■ WRITTEN EXERCISE
Select every line of the entries that contains the string "menu" and copy each of those lines.

■ EXERCISE INPUTS

# # #

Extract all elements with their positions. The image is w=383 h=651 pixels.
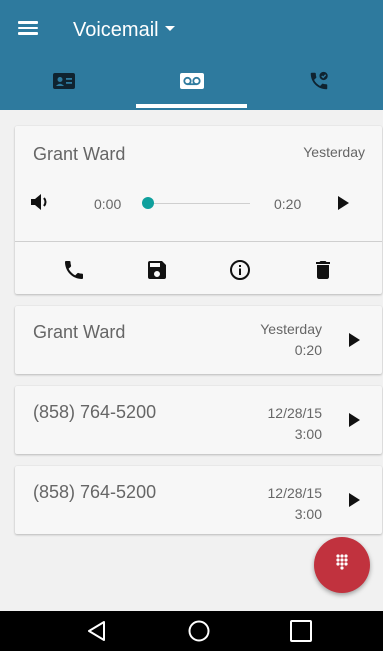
menu-icon[interactable] bbox=[16, 18, 40, 42]
save-icon[interactable] bbox=[145, 258, 169, 282]
voicemail-date: Yesterday bbox=[303, 144, 365, 160]
tab-bar bbox=[0, 62, 383, 110]
caller-name: (858) 764-5200 bbox=[33, 482, 157, 502]
seek-handle[interactable] bbox=[142, 197, 154, 209]
play-icon[interactable] bbox=[347, 492, 361, 508]
seek-bar[interactable] bbox=[147, 203, 250, 204]
page-title: Voicemail bbox=[73, 19, 159, 41]
dialpad-icon bbox=[336, 554, 348, 570]
voicemail-date: 12/28/15 bbox=[267, 405, 323, 421]
info-icon[interactable] bbox=[228, 258, 252, 282]
view-selector[interactable]: Voicemail bbox=[73, 17, 175, 43]
voicemail-duration: 3:00 bbox=[294, 426, 322, 442]
voicemail-item[interactable]: Grant Ward Yesterday 0:20 bbox=[15, 306, 382, 374]
dropdown-caret-icon bbox=[164, 26, 175, 32]
recents-icon[interactable] bbox=[288, 618, 314, 644]
voicemail-date: 12/28/15 bbox=[267, 485, 323, 501]
play-icon[interactable] bbox=[347, 332, 361, 348]
app-bar: Voicemail bbox=[0, 0, 383, 110]
voicemail-duration: 0:20 bbox=[294, 342, 322, 358]
current-time: 0:00 bbox=[94, 196, 122, 212]
play-icon[interactable] bbox=[336, 195, 350, 211]
voicemail-meta: Yesterday 0:20 bbox=[260, 319, 322, 361]
total-time: 0:20 bbox=[274, 196, 302, 212]
call-history-icon bbox=[310, 71, 328, 90]
caller-name: Grant Ward bbox=[33, 322, 126, 342]
voicemail-item[interactable]: (858) 764-5200 12/28/15 3:00 bbox=[15, 466, 382, 534]
home-icon[interactable] bbox=[186, 618, 212, 644]
back-icon[interactable] bbox=[84, 618, 110, 644]
voicemail-duration: 3:00 bbox=[294, 506, 322, 522]
tab-call-history[interactable] bbox=[255, 62, 383, 110]
system-nav-bar bbox=[0, 611, 383, 651]
voicemail-item[interactable]: (858) 764-5200 12/28/15 3:00 bbox=[15, 386, 382, 454]
voicemail-date: Yesterday bbox=[260, 321, 322, 337]
phone-icon[interactable] bbox=[62, 258, 86, 282]
delete-icon[interactable] bbox=[311, 258, 335, 282]
tab-contacts[interactable] bbox=[0, 62, 128, 110]
caller-name: Grant Ward bbox=[33, 144, 126, 164]
contact-card-icon bbox=[52, 73, 75, 89]
divider bbox=[15, 241, 382, 242]
voicemail-icon bbox=[179, 73, 204, 89]
voicemail-meta: 12/28/15 3:00 bbox=[268, 403, 323, 445]
play-icon[interactable] bbox=[347, 412, 361, 428]
tab-voicemail[interactable] bbox=[128, 62, 256, 110]
dialpad-button[interactable] bbox=[314, 537, 370, 593]
speaker-icon[interactable] bbox=[29, 192, 51, 212]
voicemail-meta: 12/28/15 3:00 bbox=[268, 483, 323, 525]
caller-name: (858) 764-5200 bbox=[33, 402, 157, 422]
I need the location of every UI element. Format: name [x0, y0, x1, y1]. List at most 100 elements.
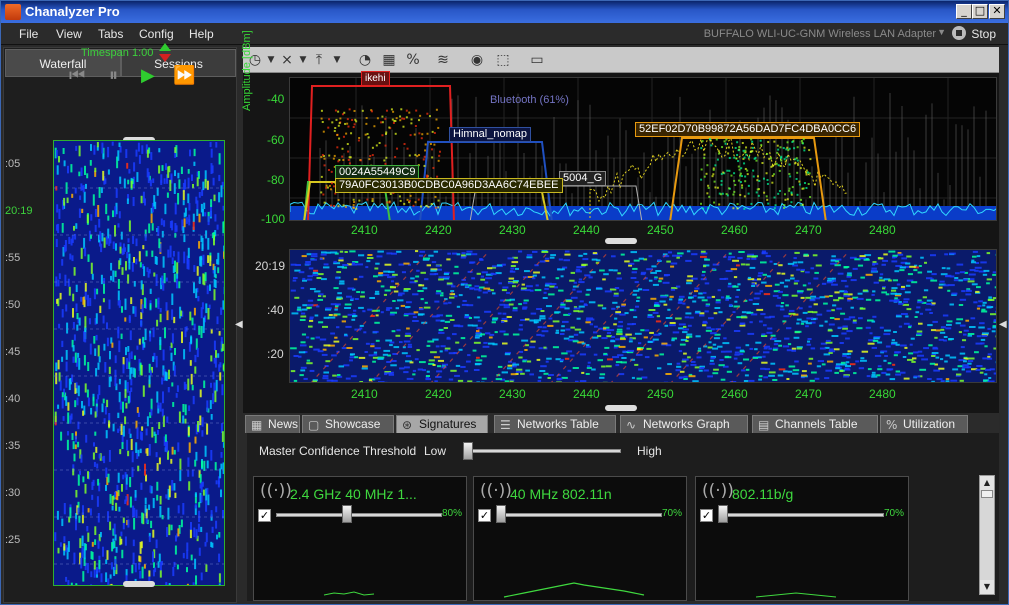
- threshold-high-label: High: [637, 444, 662, 458]
- x-tick: 2450: [647, 223, 674, 237]
- antenna-icon[interactable]: ◉: [467, 50, 487, 70]
- tab-showcase[interactable]: ▢ Showcase: [302, 415, 394, 433]
- wifi-icon[interactable]: ≋: [433, 50, 453, 70]
- confidence-slider-thumb[interactable]: [496, 505, 506, 523]
- signature-name: 40 MHz 802.11n: [510, 486, 612, 502]
- close-button[interactable]: ✕: [989, 4, 1005, 19]
- window-icon[interactable]: ▭: [527, 50, 547, 70]
- y-axis-label: Amplitude [dBm]: [241, 30, 253, 111]
- timespan-decrease-icon[interactable]: [159, 54, 171, 62]
- stop-icon[interactable]: [952, 26, 966, 40]
- network-label-5004[interactable]: 5004_G: [559, 171, 607, 186]
- confidence-value: 70%: [883, 508, 904, 519]
- network-label-ikehi[interactable]: ikehi: [361, 71, 390, 86]
- tab-channels-table[interactable]: ▤ Channels Table: [752, 415, 878, 433]
- left-time-label: :40: [5, 393, 21, 405]
- signature-card[interactable]: ((·)) 2.4 GHz 40 MHz 1... ✓ 80%: [253, 476, 467, 601]
- scrollbar-thumb[interactable]: [981, 490, 993, 498]
- confidence-slider-thumb[interactable]: [341, 505, 352, 523]
- confidence-value: 70%: [661, 508, 682, 519]
- tab-signatures[interactable]: ⊛ Signatures: [396, 415, 488, 433]
- left-time-label: :35: [5, 440, 21, 452]
- adapter-select[interactable]: BUFFALO WLI-UC-GNM Wireless LAN Adapter: [704, 28, 936, 40]
- chevron-down-icon[interactable]: ▼: [327, 50, 347, 70]
- signature-card[interactable]: ((·)) 40 MHz 802.11n ✓ 70%: [473, 476, 687, 601]
- density-icon[interactable]: ▦: [379, 50, 399, 70]
- skip-back-icon[interactable]: ⏮: [69, 65, 85, 86]
- threshold-slider-track[interactable]: [463, 449, 621, 453]
- threshold-slider-thumb[interactable]: [463, 442, 473, 460]
- minimize-button[interactable]: _: [956, 4, 972, 19]
- percent-icon[interactable]: %: [403, 50, 423, 70]
- maximize-button[interactable]: □: [972, 4, 988, 19]
- x-tick: 2430: [499, 387, 526, 401]
- menu-view[interactable]: View: [56, 27, 82, 41]
- x-tick: 2410: [351, 223, 378, 237]
- stop-button[interactable]: Stop: [971, 27, 996, 41]
- network-label-79a0[interactable]: 79A0FC3013B0CDBC0A96D3AA6C74EBEE: [335, 178, 563, 193]
- menu-tabs[interactable]: Tabs: [98, 27, 123, 41]
- timespan-increase-icon[interactable]: [159, 43, 171, 51]
- bluetooth-label: Bluetooth (61%): [490, 94, 569, 106]
- time-waterfall-plot[interactable]: [53, 140, 225, 586]
- confidence-slider-track[interactable]: [496, 513, 662, 517]
- menu-file[interactable]: File: [19, 27, 38, 41]
- app-icon: [5, 4, 21, 20]
- news-icon: ▦: [251, 418, 263, 432]
- spectrum-plot[interactable]: [289, 77, 997, 221]
- network-label-52ef[interactable]: 52EF02D70B99872A56DAD7FC4DBA0CC6: [635, 122, 861, 137]
- scroll-down-icon[interactable]: ▼: [980, 580, 994, 594]
- upload-icon[interactable]: ⤒: [309, 50, 329, 70]
- tab-label: Showcase: [325, 417, 381, 431]
- menu-config[interactable]: Config: [139, 27, 174, 41]
- tab-label: Channels Table: [775, 417, 858, 431]
- time-waterfall-svg: [54, 141, 224, 585]
- signature-card[interactable]: ((·)) 802.11b/g ✓ 70%: [695, 476, 909, 601]
- toolbar: ◷ ▼ ⨯ ▼ ⤒ ▼ ◔ ▦ % ≋ ◉ ⬚ ▭: [243, 47, 999, 73]
- tab-utilization[interactable]: % Utilization: [880, 415, 968, 433]
- left-time-label: :25: [5, 534, 21, 546]
- chevron-down-icon[interactable]: ▼: [937, 27, 946, 37]
- x-tick: 2420: [425, 223, 452, 237]
- pause-icon[interactable]: ⏸: [109, 65, 118, 86]
- spectrum-resize-handle[interactable]: [605, 238, 637, 244]
- scroll-up-icon[interactable]: ▲: [980, 476, 994, 490]
- tab-networks-table[interactable]: ☰ Networks Table: [494, 415, 616, 433]
- signature-checkbox[interactable]: ✓: [478, 509, 491, 522]
- collapse-right-icon[interactable]: ◀: [999, 319, 1007, 330]
- network-label-himnal[interactable]: Himnal_nomap: [449, 127, 531, 142]
- threshold-low-label: Low: [424, 444, 447, 458]
- tab-networks-graph[interactable]: ∿ Networks Graph: [620, 415, 748, 433]
- waterfall-bottom-handle[interactable]: [123, 581, 155, 587]
- y-tick: -40: [267, 92, 285, 106]
- collapse-left-icon[interactable]: ◀: [235, 319, 243, 330]
- menu-help[interactable]: Help: [189, 27, 214, 41]
- select-region-icon[interactable]: ⬚: [493, 50, 513, 70]
- left-time-label: :05: [5, 158, 21, 170]
- confidence-slider-track[interactable]: [718, 513, 884, 517]
- left-time-label: 20:19: [5, 205, 33, 217]
- y-tick: -100: [261, 212, 286, 226]
- x-tick: 2430: [499, 223, 526, 237]
- tab-news[interactable]: ▦ News: [245, 415, 300, 433]
- signature-checkbox[interactable]: ✓: [700, 509, 713, 522]
- signature-trace: [755, 592, 837, 598]
- waterfall-resize-handle[interactable]: [605, 405, 637, 411]
- play-icon[interactable]: ▶: [141, 65, 155, 86]
- gauge-icon[interactable]: ◔: [355, 50, 375, 70]
- tab-label: Networks Graph: [643, 417, 730, 431]
- window-title: Chanalyzer Pro: [25, 4, 120, 19]
- waterfall-time-label: 20:19: [255, 259, 286, 273]
- confidence-slider-track[interactable]: [276, 513, 442, 517]
- x-tick: 2460: [721, 223, 748, 237]
- x-tick: 2410: [351, 387, 378, 401]
- confidence-slider-thumb[interactable]: [718, 505, 728, 523]
- x-tick: 2470: [795, 387, 822, 401]
- frequency-waterfall-plot[interactable]: [289, 249, 997, 383]
- x-tick: 2440: [573, 387, 600, 401]
- signature-checkbox[interactable]: ✓: [258, 509, 271, 522]
- tab-label: Utilization: [903, 417, 956, 431]
- graph-icon: ∿: [626, 418, 637, 432]
- signatures-scrollbar[interactable]: ▲ ▼: [979, 475, 995, 595]
- fast-forward-icon[interactable]: ⏩: [173, 65, 195, 86]
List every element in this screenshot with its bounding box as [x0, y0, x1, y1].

# # #

■ SOLUTION TO THE PROBLEM
menu-icon[interactable] bbox=[16, 18, 40, 42]
- menu-view[interactable]: View: [56, 27, 82, 41]
- menu-tabs[interactable]: Tabs: [98, 27, 123, 41]
- menu-file[interactable]: File: [19, 27, 38, 41]
- menu-config[interactable]: Config: [139, 27, 174, 41]
- menu-help[interactable]: Help: [189, 27, 214, 41]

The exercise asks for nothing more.